(Lines of data)

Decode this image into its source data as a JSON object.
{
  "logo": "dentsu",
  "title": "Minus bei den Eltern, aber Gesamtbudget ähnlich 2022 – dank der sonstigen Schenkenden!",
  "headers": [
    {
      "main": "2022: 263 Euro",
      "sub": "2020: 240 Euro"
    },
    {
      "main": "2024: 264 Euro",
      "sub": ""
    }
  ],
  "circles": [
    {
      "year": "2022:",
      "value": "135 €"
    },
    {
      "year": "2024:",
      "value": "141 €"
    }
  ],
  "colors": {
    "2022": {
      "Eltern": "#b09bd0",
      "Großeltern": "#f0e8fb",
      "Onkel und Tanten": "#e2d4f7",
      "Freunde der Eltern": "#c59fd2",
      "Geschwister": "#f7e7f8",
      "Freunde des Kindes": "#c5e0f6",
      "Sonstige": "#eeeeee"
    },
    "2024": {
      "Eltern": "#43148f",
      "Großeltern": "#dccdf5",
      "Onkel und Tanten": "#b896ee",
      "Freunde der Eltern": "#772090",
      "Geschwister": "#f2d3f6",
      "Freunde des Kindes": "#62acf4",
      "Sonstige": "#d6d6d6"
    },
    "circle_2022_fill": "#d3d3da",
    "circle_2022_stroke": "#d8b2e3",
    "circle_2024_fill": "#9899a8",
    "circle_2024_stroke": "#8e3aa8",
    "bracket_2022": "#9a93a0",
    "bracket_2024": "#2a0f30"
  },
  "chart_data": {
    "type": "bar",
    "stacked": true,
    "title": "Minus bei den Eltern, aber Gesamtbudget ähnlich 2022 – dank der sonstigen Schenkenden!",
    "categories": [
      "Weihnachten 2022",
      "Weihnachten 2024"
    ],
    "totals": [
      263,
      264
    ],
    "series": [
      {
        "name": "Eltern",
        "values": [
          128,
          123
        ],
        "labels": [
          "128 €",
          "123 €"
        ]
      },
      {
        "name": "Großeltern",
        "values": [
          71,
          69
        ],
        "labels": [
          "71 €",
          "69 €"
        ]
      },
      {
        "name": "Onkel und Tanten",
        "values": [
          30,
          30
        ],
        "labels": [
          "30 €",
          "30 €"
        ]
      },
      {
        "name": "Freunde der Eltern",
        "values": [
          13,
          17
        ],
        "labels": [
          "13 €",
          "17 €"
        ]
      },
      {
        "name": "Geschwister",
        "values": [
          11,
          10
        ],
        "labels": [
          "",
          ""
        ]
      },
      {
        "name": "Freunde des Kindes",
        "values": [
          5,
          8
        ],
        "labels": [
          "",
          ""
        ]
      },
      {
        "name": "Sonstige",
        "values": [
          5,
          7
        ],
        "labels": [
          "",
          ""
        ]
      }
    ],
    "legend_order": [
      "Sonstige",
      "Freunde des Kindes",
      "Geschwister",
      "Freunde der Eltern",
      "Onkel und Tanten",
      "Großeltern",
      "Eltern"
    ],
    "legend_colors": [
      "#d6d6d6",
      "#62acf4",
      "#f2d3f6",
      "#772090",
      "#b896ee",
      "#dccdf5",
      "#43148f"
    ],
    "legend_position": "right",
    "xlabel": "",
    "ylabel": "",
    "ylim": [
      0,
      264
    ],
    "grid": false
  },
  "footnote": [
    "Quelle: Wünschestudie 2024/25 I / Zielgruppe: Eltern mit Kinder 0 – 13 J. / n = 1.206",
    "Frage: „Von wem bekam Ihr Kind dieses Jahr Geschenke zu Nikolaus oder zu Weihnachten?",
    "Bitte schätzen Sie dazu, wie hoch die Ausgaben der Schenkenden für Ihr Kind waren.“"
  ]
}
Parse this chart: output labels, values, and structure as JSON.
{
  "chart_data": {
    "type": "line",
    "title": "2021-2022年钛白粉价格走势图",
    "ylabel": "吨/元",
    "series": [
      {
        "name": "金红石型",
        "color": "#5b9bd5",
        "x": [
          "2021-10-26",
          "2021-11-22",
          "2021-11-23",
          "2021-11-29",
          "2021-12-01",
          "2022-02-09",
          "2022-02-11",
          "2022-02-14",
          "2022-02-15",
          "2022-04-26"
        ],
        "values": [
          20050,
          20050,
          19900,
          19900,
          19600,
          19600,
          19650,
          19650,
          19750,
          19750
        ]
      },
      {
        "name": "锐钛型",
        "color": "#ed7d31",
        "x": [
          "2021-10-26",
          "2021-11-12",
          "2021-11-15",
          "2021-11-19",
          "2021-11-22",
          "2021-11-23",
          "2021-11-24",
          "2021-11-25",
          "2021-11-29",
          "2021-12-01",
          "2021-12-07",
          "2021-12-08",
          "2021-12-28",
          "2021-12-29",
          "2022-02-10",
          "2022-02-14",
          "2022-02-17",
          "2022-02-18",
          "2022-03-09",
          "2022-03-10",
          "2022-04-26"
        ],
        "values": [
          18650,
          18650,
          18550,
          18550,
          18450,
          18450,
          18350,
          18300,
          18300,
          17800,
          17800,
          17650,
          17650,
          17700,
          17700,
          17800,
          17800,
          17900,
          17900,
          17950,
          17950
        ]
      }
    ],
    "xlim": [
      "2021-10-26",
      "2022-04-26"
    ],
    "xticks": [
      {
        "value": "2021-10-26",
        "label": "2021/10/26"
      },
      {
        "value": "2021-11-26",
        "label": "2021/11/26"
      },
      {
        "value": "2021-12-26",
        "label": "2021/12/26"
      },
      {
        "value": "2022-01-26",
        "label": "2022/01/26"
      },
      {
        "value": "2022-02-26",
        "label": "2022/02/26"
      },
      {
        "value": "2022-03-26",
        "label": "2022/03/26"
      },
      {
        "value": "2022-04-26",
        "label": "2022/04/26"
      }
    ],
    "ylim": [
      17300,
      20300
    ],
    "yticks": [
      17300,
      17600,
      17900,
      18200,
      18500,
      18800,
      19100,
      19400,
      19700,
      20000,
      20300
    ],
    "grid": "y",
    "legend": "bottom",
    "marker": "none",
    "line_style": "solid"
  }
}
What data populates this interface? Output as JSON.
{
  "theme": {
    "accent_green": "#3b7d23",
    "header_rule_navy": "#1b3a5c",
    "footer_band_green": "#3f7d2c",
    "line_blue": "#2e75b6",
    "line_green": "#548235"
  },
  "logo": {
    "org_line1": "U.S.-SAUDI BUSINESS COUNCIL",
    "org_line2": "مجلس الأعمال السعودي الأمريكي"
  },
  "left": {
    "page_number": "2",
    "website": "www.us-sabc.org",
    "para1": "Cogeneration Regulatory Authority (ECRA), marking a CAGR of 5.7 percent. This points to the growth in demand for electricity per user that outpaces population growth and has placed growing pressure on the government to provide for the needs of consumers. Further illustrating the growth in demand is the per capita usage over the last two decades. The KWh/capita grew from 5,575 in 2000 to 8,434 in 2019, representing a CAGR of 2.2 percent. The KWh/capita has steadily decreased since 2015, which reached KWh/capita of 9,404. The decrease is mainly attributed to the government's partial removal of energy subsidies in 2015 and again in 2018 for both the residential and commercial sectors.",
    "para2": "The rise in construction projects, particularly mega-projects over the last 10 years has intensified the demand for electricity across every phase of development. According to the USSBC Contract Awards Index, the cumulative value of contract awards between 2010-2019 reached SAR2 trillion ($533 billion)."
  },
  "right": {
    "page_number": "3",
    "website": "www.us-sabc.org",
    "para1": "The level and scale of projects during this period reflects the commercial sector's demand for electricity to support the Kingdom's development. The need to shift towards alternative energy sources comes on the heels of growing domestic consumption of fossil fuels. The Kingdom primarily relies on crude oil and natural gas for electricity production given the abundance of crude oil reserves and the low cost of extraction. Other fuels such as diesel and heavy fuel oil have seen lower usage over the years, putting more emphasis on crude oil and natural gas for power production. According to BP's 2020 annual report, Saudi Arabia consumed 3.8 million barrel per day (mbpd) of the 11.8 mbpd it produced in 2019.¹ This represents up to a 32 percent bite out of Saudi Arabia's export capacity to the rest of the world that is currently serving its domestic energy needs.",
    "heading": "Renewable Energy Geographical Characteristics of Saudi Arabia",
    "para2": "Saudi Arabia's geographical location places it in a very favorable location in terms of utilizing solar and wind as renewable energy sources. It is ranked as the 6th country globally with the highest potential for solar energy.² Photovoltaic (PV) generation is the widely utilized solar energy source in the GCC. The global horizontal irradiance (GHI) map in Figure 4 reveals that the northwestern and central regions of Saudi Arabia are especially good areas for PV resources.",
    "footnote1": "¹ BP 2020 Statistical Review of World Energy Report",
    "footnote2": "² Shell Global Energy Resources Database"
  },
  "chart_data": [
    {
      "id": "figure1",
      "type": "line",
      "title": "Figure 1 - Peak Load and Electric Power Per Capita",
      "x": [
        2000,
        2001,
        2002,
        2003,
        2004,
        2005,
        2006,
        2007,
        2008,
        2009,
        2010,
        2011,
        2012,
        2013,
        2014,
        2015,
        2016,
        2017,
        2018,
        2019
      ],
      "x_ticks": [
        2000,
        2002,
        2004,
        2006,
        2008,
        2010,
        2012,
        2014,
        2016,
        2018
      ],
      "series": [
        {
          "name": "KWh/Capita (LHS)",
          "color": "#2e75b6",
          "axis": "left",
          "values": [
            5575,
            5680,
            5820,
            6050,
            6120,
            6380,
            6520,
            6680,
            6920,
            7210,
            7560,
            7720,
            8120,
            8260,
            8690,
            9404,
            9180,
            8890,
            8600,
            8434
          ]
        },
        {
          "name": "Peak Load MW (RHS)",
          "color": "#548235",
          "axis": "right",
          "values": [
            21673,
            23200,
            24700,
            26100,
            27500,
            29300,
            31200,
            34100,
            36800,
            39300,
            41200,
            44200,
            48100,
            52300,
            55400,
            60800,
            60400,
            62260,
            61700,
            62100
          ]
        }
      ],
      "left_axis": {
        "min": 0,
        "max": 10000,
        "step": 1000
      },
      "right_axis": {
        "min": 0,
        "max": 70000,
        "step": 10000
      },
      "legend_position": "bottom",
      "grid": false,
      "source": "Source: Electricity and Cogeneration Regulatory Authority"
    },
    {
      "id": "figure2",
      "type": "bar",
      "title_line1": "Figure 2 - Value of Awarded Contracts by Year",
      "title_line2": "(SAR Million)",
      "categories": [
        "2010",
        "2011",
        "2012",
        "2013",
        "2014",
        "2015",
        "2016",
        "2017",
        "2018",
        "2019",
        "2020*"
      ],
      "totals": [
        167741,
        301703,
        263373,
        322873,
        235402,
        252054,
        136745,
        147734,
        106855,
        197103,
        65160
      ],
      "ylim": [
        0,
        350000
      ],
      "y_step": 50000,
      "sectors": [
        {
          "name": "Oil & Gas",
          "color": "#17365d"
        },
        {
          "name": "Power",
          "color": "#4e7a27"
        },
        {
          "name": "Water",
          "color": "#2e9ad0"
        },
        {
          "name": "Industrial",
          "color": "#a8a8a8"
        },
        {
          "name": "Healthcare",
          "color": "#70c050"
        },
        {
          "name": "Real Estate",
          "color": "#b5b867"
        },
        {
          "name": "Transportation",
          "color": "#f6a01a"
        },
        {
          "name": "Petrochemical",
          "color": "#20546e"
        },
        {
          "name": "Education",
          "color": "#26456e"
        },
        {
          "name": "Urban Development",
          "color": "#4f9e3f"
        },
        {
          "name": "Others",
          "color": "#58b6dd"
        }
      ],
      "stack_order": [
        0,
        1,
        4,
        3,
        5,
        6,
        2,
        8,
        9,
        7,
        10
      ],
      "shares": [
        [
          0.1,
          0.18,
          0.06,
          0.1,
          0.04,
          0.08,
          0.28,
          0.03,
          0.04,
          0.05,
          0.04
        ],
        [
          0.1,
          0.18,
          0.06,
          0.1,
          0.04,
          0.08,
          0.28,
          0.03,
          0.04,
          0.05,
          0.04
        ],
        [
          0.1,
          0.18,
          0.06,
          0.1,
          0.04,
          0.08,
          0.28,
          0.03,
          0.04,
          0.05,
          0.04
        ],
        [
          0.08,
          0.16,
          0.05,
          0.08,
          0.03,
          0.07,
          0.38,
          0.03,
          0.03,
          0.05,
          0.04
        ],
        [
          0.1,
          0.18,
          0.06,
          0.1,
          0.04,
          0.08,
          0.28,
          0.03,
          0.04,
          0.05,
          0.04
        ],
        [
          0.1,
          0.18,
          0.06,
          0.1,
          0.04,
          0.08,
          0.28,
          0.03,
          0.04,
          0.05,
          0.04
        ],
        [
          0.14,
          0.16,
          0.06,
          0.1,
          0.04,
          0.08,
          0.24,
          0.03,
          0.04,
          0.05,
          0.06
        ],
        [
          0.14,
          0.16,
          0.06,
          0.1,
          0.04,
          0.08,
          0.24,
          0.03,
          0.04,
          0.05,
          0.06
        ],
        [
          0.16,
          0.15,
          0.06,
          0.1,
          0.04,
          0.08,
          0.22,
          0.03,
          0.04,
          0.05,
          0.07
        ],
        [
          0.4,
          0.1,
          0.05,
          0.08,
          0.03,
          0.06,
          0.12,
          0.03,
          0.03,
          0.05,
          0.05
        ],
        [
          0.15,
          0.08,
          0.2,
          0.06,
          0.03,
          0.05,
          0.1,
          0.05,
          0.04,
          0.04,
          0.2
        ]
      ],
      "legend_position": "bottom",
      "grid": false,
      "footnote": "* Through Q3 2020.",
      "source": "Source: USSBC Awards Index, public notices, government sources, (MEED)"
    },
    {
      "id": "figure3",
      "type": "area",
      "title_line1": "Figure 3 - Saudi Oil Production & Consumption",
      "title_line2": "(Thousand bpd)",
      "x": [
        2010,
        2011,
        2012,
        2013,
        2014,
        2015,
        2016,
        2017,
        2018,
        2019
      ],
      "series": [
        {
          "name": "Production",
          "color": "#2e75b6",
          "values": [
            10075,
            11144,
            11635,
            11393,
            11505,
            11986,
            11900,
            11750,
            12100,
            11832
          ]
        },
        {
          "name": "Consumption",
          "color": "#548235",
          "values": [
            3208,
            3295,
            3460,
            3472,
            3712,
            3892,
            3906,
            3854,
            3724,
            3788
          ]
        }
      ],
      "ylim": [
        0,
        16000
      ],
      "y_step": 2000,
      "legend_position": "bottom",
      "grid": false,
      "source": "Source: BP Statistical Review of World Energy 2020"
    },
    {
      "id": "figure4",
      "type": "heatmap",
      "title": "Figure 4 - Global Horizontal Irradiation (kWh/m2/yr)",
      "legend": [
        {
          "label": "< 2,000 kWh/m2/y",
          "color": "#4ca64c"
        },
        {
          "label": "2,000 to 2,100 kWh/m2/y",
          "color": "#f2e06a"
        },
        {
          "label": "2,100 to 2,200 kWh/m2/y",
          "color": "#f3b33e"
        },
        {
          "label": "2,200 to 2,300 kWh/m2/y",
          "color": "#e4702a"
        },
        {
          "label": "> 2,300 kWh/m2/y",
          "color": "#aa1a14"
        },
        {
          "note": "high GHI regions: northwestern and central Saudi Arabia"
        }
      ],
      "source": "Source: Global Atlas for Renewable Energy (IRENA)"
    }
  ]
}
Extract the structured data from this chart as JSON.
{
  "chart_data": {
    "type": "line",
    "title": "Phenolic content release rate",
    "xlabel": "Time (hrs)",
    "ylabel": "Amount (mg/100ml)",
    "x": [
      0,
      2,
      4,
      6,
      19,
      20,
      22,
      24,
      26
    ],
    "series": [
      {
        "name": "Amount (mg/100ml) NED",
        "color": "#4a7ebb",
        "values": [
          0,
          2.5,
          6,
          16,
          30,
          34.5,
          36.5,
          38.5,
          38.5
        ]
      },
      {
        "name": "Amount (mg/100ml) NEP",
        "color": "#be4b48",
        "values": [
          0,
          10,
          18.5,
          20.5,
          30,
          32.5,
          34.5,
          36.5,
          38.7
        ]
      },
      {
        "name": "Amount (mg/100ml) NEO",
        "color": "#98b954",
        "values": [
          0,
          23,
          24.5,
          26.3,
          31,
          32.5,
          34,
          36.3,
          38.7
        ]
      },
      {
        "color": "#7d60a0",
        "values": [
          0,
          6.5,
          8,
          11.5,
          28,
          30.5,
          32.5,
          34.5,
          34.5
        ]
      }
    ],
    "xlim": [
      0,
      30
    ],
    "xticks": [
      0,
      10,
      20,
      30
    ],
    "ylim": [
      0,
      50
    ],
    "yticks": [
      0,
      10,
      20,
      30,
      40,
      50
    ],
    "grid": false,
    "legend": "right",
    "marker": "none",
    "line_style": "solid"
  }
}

TASK DETAILS ▸
Repeat exactly, and only, the lines from the line containing "Extract the structured" through the last line of the records above, both included.

FULL OUTPUT ▸
Extract the structured data from this chart as JSON.
{
  "chart_data": {
    "type": "line",
    "title": "Phenolic content release rate",
    "xlabel": "Time (hrs)",
    "ylabel": "Amount (mg/100ml)",
    "x": [
      0,
      2,
      4,
      6,
      19,
      20,
      22,
      24,
      26
    ],
    "series": [
      {
        "name": "Amount (mg/100ml) NED",
        "color": "#4a7ebb",
        "values": [
          0,
          2.5,
          6,
          16,
          30,
          34.5,
          36.5,
          38.5,
          38.5
        ]
      },
      {
        "name": "Amount (mg/100ml) NEP",
        "color": "#be4b48",
        "values": [
          0,
          10,
          18.5,
          20.5,
          30,
          32.5,
          34.5,
          36.5,
          38.7
        ]
      },
      {
        "name": "Amount (mg/100ml) NEO",
        "color": "#98b954",
        "values": [
          0,
          23,
          24.5,
          26.3,
          31,
          32.5,
          34,
          36.3,
          38.7
        ]
      },
      {
        "color": "#7d60a0",
        "values": [
          0,
          6.5,
          8,
          11.5,
          28,
          30.5,
          32.5,
          34.5,
          34.5
        ]
      }
    ],
    "xlim": [
      0,
      30
    ],
    "xticks": [
      0,
      10,
      20,
      30
    ],
    "ylim": [
      0,
      50
    ],
    "yticks": [
      0,
      10,
      20,
      30,
      40,
      50
    ],
    "grid": false,
    "legend": "right",
    "marker": "none",
    "line_style": "solid"
  }
}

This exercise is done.